* **Task instructions**
Locate the word "ENDOW" in the entries below, then gather every line that holds it.
* * *
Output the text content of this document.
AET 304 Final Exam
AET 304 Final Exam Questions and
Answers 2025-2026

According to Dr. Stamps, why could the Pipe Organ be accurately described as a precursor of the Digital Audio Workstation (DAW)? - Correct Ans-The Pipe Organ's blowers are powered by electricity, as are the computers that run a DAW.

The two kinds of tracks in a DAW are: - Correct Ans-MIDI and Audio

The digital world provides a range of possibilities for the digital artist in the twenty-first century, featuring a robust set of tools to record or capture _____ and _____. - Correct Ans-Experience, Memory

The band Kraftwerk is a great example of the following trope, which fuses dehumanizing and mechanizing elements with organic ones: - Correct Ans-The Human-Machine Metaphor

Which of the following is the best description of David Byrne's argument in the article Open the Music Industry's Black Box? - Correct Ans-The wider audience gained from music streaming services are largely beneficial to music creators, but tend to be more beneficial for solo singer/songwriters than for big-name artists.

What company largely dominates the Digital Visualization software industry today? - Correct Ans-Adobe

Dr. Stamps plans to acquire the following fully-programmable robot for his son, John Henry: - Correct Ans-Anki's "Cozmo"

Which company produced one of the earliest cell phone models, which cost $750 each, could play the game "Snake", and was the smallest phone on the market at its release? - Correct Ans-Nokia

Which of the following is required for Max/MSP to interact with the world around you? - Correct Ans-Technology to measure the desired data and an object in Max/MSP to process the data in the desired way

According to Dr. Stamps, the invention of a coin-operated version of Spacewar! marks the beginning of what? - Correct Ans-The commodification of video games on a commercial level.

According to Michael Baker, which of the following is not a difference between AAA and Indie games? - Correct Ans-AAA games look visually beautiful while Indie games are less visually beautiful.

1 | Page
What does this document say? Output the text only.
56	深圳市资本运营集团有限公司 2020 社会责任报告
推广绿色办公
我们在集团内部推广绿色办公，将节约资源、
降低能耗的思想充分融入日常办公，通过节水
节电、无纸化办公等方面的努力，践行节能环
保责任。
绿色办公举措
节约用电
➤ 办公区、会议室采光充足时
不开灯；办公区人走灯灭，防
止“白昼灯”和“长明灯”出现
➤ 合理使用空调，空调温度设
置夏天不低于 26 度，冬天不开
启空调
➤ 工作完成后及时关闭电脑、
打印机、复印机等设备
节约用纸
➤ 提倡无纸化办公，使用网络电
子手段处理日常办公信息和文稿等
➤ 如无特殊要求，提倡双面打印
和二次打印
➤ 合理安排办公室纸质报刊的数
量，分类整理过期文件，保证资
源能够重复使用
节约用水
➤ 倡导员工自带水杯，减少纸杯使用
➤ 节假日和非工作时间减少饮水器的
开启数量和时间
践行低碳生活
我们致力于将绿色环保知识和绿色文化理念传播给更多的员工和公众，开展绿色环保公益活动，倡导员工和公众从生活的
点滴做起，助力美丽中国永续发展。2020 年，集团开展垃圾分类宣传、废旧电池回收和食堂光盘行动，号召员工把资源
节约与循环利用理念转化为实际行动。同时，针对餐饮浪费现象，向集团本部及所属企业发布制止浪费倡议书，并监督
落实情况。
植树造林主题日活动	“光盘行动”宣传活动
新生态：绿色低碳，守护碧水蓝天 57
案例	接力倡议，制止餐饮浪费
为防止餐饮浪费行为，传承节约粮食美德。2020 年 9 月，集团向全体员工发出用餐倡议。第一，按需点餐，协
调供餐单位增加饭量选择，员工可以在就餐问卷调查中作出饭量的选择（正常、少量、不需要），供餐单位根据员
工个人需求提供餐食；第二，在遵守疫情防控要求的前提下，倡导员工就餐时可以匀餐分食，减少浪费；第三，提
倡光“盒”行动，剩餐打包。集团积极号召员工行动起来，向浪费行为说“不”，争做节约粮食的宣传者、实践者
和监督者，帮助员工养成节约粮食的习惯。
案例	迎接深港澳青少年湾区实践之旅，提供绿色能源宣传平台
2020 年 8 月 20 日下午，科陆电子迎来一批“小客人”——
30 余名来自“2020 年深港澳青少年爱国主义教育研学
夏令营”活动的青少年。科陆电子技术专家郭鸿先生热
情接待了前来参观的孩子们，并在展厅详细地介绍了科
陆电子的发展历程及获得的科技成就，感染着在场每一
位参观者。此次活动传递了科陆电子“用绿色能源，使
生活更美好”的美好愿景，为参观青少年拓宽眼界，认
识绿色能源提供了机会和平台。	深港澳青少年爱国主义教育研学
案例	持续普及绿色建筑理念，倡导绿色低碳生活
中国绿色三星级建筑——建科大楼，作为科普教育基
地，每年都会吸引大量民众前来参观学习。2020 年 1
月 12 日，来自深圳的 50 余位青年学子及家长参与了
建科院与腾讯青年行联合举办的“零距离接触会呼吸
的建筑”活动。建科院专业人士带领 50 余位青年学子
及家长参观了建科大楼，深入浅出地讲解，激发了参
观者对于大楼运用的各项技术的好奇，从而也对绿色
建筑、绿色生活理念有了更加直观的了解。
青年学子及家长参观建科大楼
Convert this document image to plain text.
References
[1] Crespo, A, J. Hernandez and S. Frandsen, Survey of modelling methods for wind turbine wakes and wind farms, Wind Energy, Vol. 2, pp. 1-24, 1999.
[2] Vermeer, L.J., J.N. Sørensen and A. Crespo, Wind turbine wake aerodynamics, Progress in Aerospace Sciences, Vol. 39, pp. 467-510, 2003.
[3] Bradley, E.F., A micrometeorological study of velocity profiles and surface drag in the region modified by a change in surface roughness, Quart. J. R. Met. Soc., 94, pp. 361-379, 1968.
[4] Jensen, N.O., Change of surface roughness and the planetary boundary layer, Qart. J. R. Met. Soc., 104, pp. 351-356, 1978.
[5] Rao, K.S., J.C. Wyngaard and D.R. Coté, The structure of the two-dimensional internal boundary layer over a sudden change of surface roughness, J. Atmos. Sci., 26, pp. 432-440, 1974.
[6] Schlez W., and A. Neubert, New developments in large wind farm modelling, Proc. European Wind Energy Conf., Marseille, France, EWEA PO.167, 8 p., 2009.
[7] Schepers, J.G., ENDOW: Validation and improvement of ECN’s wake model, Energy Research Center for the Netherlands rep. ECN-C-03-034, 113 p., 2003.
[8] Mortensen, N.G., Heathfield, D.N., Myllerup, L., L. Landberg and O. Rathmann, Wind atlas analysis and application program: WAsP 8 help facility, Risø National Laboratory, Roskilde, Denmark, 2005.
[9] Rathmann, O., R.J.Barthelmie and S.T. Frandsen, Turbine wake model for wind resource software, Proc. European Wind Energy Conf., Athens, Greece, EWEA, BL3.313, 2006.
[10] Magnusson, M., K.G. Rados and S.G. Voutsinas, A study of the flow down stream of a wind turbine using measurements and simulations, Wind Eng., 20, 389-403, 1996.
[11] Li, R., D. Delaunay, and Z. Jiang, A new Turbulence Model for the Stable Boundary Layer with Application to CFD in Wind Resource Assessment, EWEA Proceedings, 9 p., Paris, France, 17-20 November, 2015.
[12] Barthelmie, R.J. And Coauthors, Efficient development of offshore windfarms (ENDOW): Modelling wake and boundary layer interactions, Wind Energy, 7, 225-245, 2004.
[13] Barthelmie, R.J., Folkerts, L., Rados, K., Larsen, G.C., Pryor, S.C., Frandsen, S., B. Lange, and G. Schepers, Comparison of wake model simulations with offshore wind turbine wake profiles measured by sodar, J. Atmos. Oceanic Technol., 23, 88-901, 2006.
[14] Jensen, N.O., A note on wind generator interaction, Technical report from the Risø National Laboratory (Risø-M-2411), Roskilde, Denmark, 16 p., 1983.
* * *
* **Reply**
[7] Schepers, J.G., ENDOW: Validation and improvement of ECN’s wake model, Energy Research Center for the Netherlands rep. ECN-C-03-034, 113 p., 2003.
[12] Barthelmie, R.J. And Coauthors, Efficient development of offshore windfarms (ENDOW): Modelling wake and boundary layer interactions, Wind Energy, 7, 225-245, 2004.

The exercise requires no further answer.